→ **DIRECTIONS**:
Return every line below in which "Sugars" appears.

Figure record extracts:
Content starts

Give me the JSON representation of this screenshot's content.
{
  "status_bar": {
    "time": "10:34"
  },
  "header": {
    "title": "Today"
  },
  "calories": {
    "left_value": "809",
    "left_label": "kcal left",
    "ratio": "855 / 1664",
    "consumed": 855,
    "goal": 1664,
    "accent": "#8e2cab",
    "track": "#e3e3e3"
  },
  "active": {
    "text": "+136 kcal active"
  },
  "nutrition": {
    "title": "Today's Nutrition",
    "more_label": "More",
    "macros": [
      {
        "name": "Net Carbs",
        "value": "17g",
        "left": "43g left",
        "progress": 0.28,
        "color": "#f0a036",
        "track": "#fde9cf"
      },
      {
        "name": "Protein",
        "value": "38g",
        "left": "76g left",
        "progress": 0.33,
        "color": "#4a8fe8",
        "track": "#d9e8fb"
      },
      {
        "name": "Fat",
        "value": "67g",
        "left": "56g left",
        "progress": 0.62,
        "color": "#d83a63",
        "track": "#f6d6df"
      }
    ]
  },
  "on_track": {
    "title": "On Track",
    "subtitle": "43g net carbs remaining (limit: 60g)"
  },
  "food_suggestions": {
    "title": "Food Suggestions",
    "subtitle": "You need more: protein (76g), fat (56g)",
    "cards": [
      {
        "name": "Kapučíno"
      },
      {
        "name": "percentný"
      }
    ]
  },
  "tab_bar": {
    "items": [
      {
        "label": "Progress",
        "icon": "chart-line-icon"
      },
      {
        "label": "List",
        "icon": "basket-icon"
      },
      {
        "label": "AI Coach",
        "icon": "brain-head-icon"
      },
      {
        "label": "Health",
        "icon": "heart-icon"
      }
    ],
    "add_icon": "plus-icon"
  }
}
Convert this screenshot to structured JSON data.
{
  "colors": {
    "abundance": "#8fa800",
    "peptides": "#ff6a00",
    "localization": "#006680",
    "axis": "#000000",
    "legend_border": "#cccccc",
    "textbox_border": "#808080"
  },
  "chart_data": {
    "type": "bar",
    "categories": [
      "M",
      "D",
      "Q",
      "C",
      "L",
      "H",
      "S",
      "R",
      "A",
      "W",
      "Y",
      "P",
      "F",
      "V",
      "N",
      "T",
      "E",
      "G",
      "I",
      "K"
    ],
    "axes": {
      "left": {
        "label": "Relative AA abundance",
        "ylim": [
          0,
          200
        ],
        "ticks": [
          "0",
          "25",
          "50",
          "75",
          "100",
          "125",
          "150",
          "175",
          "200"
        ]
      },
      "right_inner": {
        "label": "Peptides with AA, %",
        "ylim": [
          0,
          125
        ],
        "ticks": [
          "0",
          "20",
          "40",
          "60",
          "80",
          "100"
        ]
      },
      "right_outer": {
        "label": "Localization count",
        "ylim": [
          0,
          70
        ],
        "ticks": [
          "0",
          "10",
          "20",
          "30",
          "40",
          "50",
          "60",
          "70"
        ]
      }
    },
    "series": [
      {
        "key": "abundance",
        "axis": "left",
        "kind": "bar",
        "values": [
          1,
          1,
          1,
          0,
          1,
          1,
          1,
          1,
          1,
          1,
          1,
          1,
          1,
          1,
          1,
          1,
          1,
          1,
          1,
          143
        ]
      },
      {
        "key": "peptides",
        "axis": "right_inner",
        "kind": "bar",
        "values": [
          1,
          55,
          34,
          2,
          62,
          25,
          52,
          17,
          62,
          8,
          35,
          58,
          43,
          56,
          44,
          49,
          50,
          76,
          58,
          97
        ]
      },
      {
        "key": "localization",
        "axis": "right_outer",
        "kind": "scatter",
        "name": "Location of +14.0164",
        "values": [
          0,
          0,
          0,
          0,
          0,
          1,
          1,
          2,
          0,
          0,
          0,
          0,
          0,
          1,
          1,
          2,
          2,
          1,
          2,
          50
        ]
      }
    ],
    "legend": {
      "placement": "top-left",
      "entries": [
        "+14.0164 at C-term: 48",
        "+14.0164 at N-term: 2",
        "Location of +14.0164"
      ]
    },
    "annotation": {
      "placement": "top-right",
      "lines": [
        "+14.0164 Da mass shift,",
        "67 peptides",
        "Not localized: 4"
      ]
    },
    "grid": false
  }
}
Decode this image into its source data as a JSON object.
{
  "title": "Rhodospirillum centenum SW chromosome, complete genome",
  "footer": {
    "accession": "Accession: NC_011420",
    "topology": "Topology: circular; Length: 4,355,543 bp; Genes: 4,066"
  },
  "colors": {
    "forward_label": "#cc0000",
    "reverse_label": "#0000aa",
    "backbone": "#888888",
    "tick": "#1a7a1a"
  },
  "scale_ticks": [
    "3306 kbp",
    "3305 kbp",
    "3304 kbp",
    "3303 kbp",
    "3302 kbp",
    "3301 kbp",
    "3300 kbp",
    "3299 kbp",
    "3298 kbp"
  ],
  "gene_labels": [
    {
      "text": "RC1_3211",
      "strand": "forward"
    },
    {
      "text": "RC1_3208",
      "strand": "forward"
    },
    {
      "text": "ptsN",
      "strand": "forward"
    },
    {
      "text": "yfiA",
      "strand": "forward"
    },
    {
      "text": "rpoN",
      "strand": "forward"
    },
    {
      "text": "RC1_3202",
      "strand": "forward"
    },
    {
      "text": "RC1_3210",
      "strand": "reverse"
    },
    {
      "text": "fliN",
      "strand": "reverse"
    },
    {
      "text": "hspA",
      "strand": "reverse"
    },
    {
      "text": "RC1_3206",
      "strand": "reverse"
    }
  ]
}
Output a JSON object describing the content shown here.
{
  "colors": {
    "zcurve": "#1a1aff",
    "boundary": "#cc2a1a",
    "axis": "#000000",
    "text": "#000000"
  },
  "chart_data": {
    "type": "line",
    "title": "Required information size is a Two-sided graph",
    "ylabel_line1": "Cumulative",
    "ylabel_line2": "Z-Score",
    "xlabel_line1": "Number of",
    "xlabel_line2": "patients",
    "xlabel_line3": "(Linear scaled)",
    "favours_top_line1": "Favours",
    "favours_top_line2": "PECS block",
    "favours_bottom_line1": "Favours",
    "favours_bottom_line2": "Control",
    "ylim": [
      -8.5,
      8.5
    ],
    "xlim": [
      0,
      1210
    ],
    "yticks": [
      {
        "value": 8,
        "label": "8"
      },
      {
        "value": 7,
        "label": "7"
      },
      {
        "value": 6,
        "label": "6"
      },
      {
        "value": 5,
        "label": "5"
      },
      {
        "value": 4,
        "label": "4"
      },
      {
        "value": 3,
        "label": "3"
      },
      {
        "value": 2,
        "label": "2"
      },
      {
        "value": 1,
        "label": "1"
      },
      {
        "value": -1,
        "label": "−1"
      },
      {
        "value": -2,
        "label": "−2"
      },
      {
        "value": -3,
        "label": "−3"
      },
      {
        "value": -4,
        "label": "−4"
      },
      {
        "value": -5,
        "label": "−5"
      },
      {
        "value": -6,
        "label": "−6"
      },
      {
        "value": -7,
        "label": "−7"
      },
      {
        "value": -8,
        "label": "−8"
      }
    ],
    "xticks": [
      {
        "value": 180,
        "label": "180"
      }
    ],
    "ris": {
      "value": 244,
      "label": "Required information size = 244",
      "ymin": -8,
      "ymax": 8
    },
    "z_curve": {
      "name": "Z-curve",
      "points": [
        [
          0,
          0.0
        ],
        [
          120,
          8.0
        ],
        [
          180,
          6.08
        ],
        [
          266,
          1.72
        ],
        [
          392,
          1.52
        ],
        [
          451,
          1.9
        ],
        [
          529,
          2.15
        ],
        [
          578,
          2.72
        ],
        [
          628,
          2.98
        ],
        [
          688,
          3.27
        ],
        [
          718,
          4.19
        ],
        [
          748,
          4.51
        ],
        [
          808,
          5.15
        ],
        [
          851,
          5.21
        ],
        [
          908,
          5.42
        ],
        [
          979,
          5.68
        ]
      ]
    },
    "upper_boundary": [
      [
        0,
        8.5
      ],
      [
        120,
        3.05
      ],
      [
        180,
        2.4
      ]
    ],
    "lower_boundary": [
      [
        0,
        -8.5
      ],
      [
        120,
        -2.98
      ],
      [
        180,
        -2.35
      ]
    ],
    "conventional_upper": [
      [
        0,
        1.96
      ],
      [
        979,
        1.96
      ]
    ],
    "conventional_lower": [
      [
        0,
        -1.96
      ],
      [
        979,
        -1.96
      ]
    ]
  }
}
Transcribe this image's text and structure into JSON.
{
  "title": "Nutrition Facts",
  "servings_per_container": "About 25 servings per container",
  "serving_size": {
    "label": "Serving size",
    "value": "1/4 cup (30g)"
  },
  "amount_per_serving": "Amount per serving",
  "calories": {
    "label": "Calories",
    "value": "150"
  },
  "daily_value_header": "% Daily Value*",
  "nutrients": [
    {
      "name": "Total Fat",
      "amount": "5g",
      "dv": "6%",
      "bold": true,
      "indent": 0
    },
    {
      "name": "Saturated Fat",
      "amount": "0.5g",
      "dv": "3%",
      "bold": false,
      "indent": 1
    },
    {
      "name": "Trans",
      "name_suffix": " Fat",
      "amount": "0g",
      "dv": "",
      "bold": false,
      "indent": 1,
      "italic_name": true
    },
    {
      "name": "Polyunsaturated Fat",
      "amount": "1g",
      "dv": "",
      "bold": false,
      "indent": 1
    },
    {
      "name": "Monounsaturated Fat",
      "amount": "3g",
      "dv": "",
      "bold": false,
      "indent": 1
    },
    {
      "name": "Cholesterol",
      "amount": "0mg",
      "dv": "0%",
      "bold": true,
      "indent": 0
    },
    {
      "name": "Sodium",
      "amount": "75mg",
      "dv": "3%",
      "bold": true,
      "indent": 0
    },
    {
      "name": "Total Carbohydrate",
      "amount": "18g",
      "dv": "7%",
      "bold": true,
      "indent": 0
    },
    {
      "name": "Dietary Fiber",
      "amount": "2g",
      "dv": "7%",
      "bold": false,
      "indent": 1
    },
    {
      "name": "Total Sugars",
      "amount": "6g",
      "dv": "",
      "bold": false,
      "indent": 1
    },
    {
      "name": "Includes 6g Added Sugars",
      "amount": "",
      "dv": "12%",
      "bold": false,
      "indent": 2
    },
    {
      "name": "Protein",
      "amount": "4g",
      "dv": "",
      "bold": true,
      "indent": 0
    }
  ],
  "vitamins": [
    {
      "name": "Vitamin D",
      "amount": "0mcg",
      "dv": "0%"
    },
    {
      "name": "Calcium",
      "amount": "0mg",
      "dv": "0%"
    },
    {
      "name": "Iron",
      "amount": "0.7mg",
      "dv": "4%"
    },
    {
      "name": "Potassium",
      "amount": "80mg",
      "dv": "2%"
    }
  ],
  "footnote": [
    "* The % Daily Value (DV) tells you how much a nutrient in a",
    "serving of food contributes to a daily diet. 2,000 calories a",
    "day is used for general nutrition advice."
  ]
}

Content ends

→ **OUTPUT BELOW**:
      "name": "Total Sugars",
      "name": "Includes 6g Added Sugars",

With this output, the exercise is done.